Every line below that holds the string "heures" should be copied out.

■ Exercise inputs:
-----
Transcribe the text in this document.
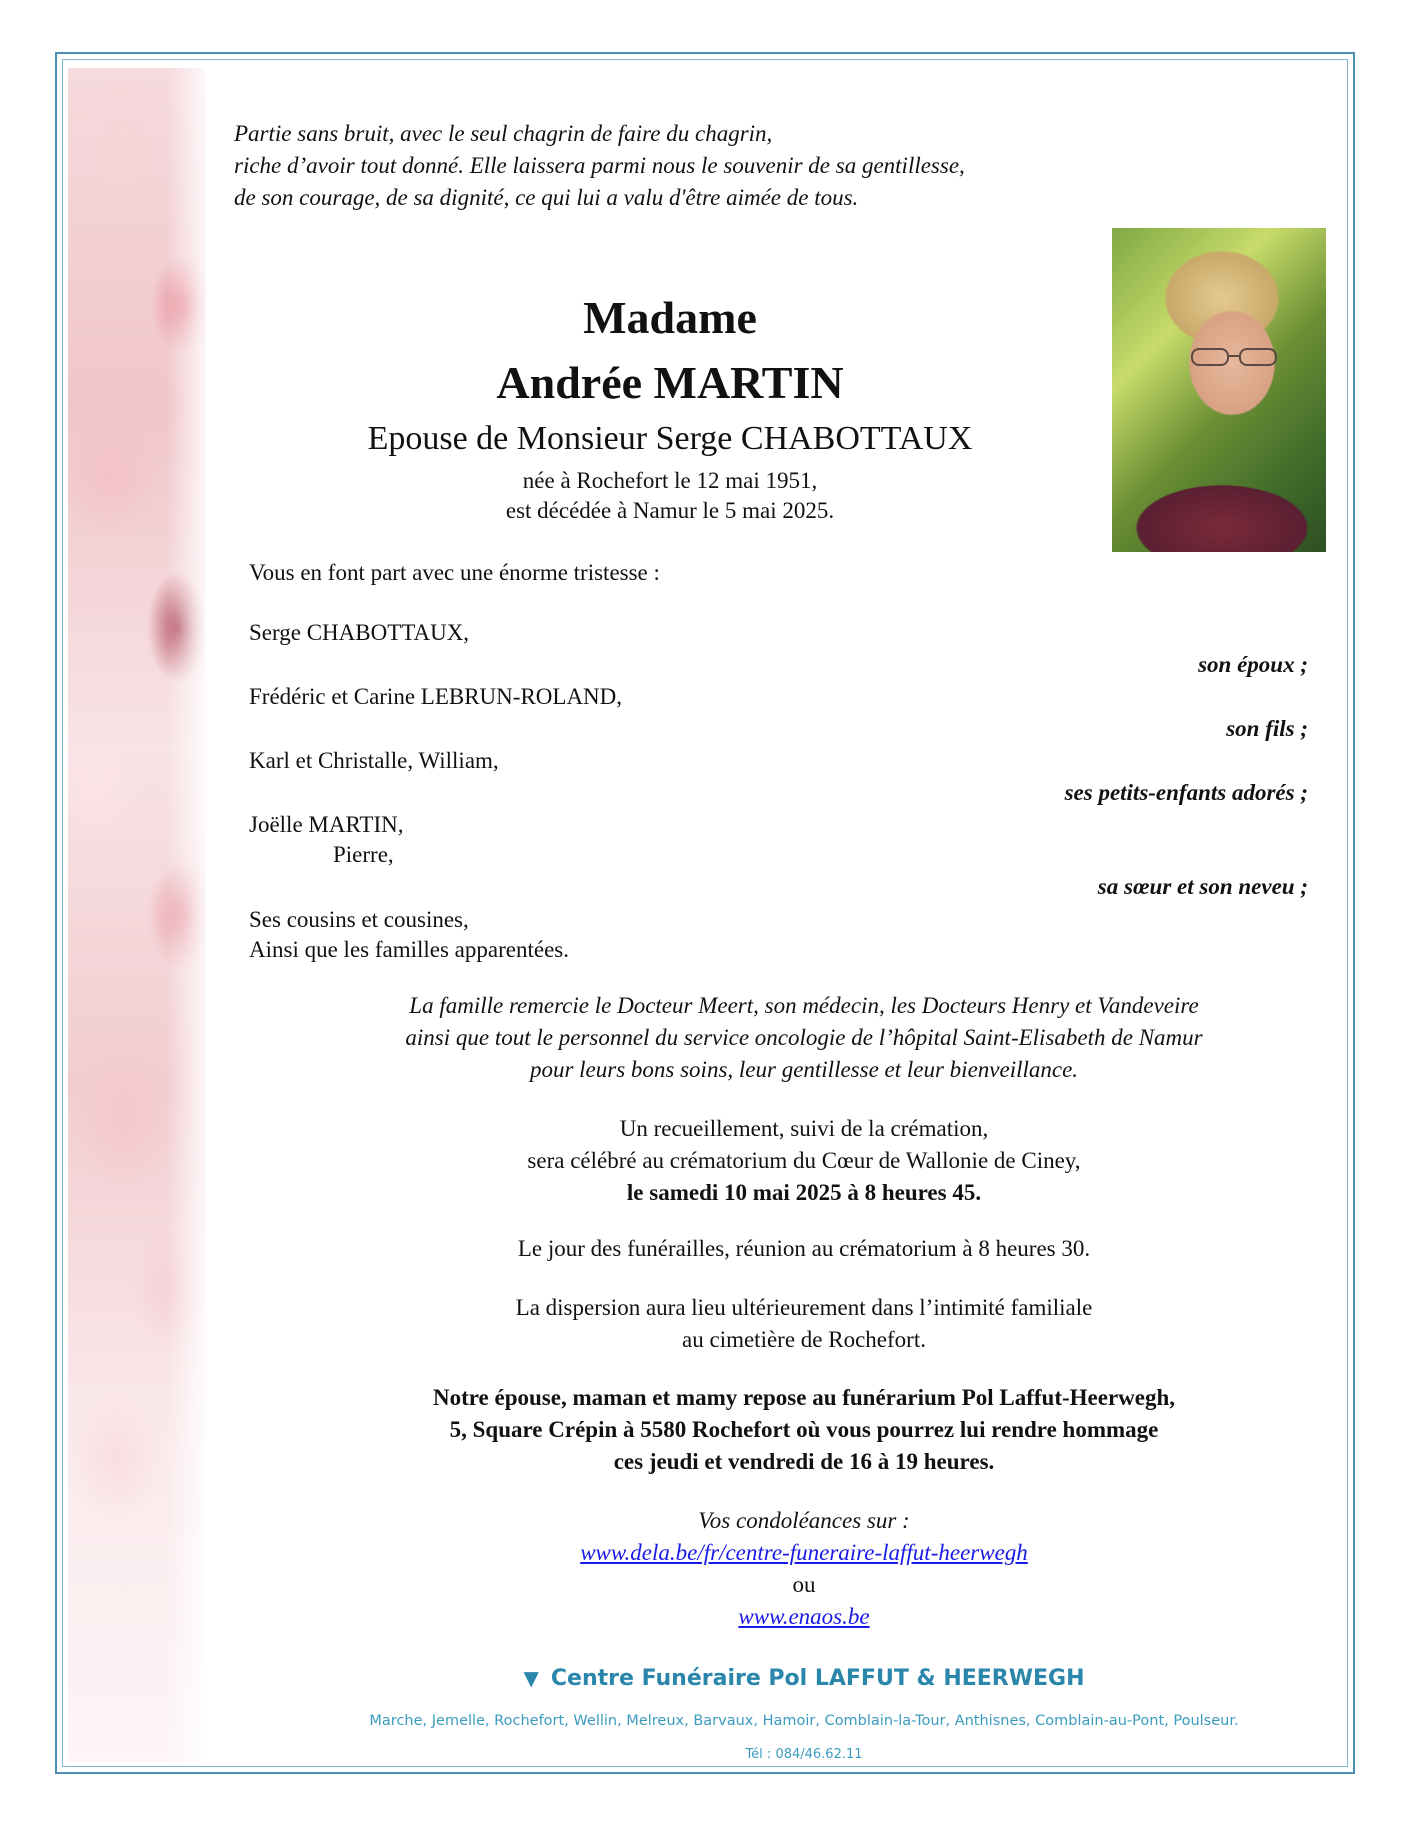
Partie sans bruit, avec le seul chagrin de faire du chagrin,
riche d’avoir tout donné. Elle laissera parmi nous le souvenir de sa gentillesse,
de son courage, de sa dignité, ce qui lui a valu d'être aimée de tous.
Madame
Andrée MARTIN
Epouse de Monsieur Serge CHABOTTAUX
née à Rochefort le 12 mai 1951,
est décédée à Namur le 5 mai 2025.
Vous en font part avec une énorme tristesse :
Serge CHABOTTAUX,
son époux ;
Frédéric et Carine LEBRUN-ROLAND,
son fils ;
Karl et Christalle, William,
ses petits-enfants adorés ;
Joëlle MARTIN,
Pierre,
sa sœur et son neveu ;
Ses cousins et cousines,
Ainsi que les familles apparentées.

La famille remercie le Docteur Meert, son médecin, les Docteurs Henry et Vandeveire

ainsi que tout le personnel du service oncologie de l’hôpital Saint-Elisabeth de Namur

pour leurs bons soins, leur gentillesse et leur bienveillance.

Un recueillement, suivi de la crémation,

sera célébré au crématorium du Cœur de Wallonie de Ciney,

le samedi 10 mai 2025 à 8 heures 45.

Le jour des funérailles, réunion au crématorium à 8 heures 30.

La dispersion aura lieu ultérieurement dans l’intimité familiale

au cimetière de Rochefort.

Notre épouse, maman et mamy repose au funérarium Pol Laffut-Heerwegh,

5, Square Crépin à 5580 Rochefort où vous pourrez lui rendre hommage

ces jeudi et vendredi de 16 à 19 heures.

Vos condoléances sur :

www.dela.be/fr/centre-funeraire-laffut-heerwegh

ou

www.enaos.be

▼ Centre Funéraire Pol LAFFUT & HEERWEGH
Marche, Jemelle, Rochefort, Wellin, Melreux, Barvaux, Hamoir, Comblain-la-Tour, Anthisnes, Comblain-au-Pont, Poulseur.
Tél : 084/46.62.11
-----
■ Task answer:
le samedi 10 mai 2025 à 8 heures 45.
Le jour des funérailles, réunion au crématorium à 8 heures 30.
ces jeudi et vendredi de 16 à 19 heures.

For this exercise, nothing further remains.